**EXCERPTED DATA:**

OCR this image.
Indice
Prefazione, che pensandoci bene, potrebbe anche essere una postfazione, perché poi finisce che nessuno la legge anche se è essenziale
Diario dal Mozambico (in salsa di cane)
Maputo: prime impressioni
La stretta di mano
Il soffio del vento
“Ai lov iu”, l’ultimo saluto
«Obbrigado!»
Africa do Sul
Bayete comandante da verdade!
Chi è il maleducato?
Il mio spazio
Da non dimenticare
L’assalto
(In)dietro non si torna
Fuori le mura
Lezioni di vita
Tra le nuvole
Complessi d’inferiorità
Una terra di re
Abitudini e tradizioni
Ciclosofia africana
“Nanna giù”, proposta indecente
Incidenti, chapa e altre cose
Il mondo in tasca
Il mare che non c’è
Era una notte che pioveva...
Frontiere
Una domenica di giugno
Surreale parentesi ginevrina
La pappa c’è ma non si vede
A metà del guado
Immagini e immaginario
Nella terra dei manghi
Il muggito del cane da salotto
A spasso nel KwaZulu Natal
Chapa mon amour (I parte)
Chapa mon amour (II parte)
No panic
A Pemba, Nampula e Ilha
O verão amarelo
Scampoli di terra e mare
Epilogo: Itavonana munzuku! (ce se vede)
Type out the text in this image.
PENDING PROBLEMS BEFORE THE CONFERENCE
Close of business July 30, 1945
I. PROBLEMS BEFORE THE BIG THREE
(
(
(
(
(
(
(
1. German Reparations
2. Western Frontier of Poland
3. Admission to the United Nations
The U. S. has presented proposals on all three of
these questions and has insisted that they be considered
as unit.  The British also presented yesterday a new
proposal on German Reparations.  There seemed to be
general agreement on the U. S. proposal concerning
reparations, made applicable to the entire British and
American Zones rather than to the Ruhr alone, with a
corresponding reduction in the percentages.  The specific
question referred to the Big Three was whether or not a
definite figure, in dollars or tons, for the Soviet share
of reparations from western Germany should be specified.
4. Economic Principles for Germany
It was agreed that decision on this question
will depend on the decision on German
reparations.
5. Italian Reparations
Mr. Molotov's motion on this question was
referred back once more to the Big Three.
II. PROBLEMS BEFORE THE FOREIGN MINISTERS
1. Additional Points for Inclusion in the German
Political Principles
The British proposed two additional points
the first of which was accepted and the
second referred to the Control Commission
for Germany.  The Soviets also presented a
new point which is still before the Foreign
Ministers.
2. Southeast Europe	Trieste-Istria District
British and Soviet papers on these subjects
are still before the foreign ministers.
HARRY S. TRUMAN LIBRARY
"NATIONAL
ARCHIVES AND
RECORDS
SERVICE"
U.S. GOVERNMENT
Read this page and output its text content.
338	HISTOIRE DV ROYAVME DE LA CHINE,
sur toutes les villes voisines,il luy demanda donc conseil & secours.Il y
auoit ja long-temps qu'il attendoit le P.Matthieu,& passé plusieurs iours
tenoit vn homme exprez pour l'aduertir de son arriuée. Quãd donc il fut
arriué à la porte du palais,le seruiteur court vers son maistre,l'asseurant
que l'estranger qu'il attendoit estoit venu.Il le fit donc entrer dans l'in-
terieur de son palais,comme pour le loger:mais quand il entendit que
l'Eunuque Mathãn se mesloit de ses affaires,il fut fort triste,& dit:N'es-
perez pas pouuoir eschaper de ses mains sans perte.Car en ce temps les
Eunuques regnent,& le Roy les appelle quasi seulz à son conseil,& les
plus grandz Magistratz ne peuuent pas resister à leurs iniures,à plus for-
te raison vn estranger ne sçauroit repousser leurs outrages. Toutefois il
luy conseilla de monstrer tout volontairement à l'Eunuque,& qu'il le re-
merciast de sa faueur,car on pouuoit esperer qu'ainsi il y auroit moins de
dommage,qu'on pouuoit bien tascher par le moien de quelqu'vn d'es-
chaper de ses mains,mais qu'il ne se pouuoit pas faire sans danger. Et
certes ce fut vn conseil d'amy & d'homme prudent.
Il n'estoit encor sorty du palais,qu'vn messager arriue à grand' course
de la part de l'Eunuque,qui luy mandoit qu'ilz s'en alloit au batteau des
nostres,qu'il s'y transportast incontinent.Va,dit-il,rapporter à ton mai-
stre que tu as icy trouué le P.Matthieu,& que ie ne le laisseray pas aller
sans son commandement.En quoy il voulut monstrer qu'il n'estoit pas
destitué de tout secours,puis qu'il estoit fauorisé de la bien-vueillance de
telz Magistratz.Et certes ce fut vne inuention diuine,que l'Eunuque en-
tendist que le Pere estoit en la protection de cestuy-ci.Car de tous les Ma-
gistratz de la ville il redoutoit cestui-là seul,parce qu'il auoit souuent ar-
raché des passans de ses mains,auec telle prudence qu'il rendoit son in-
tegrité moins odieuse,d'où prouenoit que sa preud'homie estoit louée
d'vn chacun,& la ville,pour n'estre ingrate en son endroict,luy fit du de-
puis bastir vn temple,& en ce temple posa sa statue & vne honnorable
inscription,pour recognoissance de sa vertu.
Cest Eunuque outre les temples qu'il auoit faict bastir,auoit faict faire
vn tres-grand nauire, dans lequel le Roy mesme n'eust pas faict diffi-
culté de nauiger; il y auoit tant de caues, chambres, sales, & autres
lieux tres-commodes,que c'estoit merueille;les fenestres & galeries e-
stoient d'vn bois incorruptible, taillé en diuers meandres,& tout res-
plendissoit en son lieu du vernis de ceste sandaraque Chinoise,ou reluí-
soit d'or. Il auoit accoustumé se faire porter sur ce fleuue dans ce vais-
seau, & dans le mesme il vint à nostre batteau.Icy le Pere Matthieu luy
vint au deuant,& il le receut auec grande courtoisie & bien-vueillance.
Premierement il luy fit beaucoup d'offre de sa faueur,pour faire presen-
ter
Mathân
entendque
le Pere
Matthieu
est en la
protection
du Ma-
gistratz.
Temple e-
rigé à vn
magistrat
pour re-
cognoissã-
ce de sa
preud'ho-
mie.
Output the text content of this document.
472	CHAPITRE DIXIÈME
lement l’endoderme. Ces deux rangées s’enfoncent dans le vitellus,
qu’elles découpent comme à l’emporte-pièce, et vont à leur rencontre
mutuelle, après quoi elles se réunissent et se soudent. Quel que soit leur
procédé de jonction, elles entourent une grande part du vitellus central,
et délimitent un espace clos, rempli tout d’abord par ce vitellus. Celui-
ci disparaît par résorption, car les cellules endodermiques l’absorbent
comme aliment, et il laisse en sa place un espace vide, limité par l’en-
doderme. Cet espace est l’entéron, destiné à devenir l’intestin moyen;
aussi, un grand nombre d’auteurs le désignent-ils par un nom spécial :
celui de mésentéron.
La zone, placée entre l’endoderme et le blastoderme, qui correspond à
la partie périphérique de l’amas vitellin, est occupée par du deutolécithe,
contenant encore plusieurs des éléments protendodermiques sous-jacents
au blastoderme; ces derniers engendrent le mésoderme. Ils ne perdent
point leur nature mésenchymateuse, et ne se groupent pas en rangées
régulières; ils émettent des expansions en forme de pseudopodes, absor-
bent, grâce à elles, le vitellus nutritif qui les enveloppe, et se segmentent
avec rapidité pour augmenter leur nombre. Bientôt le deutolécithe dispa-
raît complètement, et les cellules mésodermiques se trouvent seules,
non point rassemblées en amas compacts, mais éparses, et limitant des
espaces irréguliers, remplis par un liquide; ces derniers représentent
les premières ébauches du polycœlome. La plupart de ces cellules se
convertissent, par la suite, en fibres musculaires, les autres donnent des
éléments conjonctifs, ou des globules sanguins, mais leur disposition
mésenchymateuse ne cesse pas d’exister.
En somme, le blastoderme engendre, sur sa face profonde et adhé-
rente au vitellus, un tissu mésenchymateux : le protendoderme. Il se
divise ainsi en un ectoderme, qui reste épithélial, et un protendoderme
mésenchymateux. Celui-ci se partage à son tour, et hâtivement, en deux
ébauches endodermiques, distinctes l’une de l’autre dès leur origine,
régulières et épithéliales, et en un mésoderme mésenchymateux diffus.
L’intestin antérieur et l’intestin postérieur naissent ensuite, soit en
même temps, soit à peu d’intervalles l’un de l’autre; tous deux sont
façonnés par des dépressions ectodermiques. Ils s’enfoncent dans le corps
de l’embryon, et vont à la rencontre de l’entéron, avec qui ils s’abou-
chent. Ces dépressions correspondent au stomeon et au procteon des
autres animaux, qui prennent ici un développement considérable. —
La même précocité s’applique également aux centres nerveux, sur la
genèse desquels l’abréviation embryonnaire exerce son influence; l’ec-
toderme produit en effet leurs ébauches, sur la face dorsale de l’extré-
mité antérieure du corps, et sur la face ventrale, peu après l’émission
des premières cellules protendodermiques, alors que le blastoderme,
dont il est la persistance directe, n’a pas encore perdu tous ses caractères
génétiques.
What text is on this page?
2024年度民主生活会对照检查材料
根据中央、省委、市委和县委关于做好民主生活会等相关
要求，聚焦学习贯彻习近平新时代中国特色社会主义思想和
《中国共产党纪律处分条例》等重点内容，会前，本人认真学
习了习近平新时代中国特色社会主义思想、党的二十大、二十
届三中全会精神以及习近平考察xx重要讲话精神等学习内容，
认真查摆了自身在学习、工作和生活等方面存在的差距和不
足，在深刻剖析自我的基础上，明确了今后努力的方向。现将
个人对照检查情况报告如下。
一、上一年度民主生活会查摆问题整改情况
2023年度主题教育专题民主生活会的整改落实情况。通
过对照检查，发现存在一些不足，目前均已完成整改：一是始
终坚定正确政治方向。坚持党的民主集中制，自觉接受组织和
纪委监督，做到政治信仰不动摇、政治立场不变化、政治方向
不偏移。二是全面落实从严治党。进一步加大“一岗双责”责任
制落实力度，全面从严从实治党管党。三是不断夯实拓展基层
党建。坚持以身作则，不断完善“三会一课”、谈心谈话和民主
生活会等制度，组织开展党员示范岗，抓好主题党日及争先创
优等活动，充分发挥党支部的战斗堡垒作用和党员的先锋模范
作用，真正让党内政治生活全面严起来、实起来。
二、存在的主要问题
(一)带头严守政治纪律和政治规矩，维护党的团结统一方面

**WHAT NEEDS TO BE DONE:**
Copy out exactly the lines between the line with "What text is on this page?" and the last line of the entries, counting both of those lines.

**OUTPUT OF THE EXERCISE:**
What text is on this page?
2024年度民主生活会对照检查材料
根据中央、省委、市委和县委关于做好民主生活会等相关
要求，聚焦学习贯彻习近平新时代中国特色社会主义思想和
《中国共产党纪律处分条例》等重点内容，会前，本人认真学
习了习近平新时代中国特色社会主义思想、党的二十大、二十
届三中全会精神以及习近平考察xx重要讲话精神等学习内容，
认真查摆了自身在学习、工作和生活等方面存在的差距和不
足，在深刻剖析自我的基础上，明确了今后努力的方向。现将
个人对照检查情况报告如下。
一、上一年度民主生活会查摆问题整改情况
2023年度主题教育专题民主生活会的整改落实情况。通
过对照检查，发现存在一些不足，目前均已完成整改：一是始
终坚定正确政治方向。坚持党的民主集中制，自觉接受组织和
纪委监督，做到政治信仰不动摇、政治立场不变化、政治方向
不偏移。二是全面落实从严治党。进一步加大“一岗双责”责任
制落实力度，全面从严从实治党管党。三是不断夯实拓展基层
党建。坚持以身作则，不断完善“三会一课”、谈心谈话和民主
生活会等制度，组织开展党员示范岗，抓好主题党日及争先创
优等活动，充分发挥党支部的战斗堡垒作用和党员的先锋模范
作用，真正让党内政治生活全面严起来、实起来。
二、存在的主要问题
(一)带头严守政治纪律和政治规矩，维护党的团结统一方面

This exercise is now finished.